EXERCISE OBJECTIVE: Please lay out the rows, from the first line through the line containing "743, 808, 946]", as a JSON list of strings with one string per line, leaving out blank lines.

Records from a data collection:
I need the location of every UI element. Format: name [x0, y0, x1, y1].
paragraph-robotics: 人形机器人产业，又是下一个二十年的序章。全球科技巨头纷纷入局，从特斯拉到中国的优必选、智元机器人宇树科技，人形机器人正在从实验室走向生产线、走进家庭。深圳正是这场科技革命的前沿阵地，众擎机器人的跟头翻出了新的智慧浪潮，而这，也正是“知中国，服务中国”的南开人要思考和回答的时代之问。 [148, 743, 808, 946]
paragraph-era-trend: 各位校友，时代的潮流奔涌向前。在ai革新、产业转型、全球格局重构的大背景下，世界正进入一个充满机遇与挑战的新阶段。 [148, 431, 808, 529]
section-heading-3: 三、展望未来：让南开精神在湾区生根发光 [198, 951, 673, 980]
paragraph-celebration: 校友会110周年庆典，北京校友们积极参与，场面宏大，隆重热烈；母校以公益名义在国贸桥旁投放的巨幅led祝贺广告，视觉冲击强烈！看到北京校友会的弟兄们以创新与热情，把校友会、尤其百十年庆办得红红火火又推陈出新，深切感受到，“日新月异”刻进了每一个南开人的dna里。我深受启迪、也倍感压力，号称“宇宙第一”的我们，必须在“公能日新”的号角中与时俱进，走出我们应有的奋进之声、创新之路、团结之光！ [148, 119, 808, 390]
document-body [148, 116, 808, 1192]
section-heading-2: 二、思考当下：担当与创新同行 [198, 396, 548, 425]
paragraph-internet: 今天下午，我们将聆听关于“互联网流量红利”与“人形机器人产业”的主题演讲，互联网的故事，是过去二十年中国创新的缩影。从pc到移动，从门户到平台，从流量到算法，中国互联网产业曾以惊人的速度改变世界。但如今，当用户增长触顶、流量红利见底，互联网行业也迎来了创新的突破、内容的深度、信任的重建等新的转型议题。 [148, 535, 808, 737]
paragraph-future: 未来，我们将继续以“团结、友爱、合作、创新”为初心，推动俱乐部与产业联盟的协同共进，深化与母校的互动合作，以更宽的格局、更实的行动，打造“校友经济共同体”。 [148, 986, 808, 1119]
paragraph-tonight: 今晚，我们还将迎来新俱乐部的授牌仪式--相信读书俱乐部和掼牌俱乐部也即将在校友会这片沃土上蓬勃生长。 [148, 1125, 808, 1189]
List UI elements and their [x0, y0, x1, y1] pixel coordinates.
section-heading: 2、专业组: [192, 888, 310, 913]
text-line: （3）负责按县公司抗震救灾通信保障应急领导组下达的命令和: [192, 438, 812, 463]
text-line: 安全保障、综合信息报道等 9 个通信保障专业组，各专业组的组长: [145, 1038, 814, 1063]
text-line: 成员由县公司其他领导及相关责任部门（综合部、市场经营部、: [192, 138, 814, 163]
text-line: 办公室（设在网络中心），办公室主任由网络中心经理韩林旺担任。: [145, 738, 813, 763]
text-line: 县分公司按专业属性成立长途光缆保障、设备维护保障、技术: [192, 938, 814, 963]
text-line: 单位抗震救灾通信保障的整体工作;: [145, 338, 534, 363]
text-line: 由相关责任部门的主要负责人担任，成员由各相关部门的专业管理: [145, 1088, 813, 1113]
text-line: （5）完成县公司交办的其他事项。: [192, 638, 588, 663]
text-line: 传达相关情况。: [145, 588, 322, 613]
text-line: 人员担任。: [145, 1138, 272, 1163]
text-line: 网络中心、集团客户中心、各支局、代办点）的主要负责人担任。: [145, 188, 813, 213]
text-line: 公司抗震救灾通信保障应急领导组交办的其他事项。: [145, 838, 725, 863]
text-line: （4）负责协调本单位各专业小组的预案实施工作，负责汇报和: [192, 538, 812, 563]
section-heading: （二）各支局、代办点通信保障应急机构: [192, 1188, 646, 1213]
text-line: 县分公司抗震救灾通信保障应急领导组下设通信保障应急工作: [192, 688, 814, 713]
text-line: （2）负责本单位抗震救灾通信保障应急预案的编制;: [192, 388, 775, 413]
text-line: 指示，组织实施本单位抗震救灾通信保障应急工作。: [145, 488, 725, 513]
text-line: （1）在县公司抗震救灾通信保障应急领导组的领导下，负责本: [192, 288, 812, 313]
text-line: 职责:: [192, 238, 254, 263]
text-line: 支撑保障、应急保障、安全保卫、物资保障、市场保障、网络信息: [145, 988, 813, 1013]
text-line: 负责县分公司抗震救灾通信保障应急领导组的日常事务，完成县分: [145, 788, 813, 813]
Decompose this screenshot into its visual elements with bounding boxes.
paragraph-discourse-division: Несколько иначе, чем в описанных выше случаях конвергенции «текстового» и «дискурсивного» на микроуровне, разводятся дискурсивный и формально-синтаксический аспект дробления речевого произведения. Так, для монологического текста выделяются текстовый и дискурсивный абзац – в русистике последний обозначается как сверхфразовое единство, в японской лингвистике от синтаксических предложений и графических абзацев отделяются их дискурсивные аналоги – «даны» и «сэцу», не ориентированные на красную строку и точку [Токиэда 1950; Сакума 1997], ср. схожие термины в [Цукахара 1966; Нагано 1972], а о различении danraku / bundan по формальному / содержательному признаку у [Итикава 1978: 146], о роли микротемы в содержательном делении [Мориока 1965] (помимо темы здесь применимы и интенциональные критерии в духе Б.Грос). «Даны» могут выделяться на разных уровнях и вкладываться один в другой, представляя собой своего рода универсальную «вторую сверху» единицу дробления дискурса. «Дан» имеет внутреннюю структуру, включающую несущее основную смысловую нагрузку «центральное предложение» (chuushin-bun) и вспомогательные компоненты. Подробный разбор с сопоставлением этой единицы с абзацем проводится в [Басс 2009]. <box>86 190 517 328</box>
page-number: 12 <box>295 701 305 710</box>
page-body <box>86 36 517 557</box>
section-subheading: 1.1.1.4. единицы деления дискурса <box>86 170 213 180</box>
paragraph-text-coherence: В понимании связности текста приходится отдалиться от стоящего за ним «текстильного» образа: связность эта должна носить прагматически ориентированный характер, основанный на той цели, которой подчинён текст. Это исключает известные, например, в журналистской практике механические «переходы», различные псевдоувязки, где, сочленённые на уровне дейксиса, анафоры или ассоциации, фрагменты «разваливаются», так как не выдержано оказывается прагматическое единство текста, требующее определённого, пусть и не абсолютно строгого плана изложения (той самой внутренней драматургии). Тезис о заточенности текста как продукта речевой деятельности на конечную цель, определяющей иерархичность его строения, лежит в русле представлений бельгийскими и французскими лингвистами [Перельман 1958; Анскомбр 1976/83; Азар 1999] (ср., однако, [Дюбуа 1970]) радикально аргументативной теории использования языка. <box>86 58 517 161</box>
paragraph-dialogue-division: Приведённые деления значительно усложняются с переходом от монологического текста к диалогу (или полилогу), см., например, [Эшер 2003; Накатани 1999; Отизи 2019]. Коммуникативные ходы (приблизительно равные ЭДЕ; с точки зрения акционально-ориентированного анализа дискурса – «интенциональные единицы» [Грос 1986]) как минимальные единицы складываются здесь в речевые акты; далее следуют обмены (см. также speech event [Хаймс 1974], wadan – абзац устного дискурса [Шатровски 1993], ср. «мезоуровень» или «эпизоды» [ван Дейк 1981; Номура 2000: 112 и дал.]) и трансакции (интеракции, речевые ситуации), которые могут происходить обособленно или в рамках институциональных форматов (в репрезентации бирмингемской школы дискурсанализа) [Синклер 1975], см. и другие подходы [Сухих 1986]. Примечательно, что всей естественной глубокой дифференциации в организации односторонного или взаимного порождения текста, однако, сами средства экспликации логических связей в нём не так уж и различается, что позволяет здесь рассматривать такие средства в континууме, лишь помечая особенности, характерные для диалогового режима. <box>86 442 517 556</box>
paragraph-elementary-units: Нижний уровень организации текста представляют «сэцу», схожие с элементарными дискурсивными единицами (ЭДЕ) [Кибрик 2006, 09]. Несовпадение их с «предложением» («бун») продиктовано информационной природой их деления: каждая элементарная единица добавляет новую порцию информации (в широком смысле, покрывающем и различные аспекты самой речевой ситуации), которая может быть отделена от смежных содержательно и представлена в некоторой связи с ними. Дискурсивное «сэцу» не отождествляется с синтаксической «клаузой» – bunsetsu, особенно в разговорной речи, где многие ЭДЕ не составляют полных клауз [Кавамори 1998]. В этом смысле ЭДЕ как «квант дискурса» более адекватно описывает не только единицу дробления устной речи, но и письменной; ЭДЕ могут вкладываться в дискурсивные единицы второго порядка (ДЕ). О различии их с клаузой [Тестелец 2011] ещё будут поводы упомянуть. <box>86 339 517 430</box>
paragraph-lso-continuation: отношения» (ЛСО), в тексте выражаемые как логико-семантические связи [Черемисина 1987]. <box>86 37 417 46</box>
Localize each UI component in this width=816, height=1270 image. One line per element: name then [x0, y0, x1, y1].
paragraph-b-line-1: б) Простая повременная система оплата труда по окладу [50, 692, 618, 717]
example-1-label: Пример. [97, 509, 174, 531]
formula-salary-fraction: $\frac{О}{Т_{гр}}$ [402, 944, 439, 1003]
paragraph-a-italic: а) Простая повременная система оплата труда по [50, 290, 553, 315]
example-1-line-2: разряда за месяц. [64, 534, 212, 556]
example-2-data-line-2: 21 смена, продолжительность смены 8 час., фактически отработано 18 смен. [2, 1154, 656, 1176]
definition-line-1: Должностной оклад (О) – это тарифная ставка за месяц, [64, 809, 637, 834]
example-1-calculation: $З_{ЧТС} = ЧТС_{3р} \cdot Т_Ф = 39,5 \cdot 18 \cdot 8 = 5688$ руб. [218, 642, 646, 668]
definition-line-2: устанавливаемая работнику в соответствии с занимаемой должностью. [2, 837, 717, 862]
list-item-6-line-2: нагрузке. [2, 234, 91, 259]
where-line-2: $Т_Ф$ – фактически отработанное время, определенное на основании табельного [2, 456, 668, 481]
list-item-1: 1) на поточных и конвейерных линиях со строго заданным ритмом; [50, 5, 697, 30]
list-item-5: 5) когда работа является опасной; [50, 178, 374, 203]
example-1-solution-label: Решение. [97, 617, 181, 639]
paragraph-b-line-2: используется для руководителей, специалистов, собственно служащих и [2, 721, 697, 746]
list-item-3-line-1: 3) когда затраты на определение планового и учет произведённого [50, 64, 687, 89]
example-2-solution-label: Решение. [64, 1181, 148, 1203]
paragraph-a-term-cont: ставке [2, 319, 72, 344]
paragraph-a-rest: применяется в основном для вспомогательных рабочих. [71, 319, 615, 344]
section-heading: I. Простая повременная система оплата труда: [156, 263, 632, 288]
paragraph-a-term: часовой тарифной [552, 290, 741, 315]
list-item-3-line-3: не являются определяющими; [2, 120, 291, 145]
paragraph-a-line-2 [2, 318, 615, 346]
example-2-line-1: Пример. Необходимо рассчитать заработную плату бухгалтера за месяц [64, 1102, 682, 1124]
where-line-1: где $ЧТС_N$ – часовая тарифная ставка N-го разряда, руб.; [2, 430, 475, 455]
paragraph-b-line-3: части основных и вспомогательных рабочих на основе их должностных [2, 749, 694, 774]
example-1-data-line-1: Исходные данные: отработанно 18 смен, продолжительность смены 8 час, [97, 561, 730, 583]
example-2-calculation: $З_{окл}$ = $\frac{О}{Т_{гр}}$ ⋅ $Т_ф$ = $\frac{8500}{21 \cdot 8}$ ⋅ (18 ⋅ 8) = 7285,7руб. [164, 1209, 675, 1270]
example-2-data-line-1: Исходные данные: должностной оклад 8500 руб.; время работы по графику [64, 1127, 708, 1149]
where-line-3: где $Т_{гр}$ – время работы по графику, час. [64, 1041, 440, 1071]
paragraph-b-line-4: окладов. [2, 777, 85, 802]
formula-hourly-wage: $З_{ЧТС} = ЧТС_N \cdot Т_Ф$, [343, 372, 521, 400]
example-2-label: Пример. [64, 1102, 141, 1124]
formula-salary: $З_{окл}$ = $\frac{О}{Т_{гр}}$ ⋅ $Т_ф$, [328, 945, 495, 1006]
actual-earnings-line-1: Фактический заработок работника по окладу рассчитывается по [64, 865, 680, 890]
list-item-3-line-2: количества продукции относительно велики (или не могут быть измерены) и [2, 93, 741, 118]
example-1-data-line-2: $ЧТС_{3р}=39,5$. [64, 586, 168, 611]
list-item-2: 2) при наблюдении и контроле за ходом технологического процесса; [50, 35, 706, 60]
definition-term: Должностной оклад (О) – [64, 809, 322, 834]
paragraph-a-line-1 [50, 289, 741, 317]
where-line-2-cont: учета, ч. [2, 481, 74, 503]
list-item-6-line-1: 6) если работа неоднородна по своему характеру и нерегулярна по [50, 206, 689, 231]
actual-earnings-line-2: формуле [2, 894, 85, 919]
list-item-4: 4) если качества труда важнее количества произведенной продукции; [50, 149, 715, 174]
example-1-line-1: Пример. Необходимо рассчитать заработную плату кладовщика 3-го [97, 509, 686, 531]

ANSWER IN FULL:
[
  "I need the location of every UI element. Format: name [x0, y0, x1, y1].",
  "paragraph-robotics: 人形机器人产业，又是下一个二十年的序章。全球科技巨头纷纷入局，从特斯拉到中国的优必选、智元机器人宇树科技，人形机器人正在从实验室走向生产线、走进家庭。深圳正是这场科技革命的前沿阵地，众擎机器人的跟头翻出了新的智慧浪潮，而这，也正是“知中国，服务中国”的南开人要思考和回答的时代之问。 [148, 743, 808, 946]"
]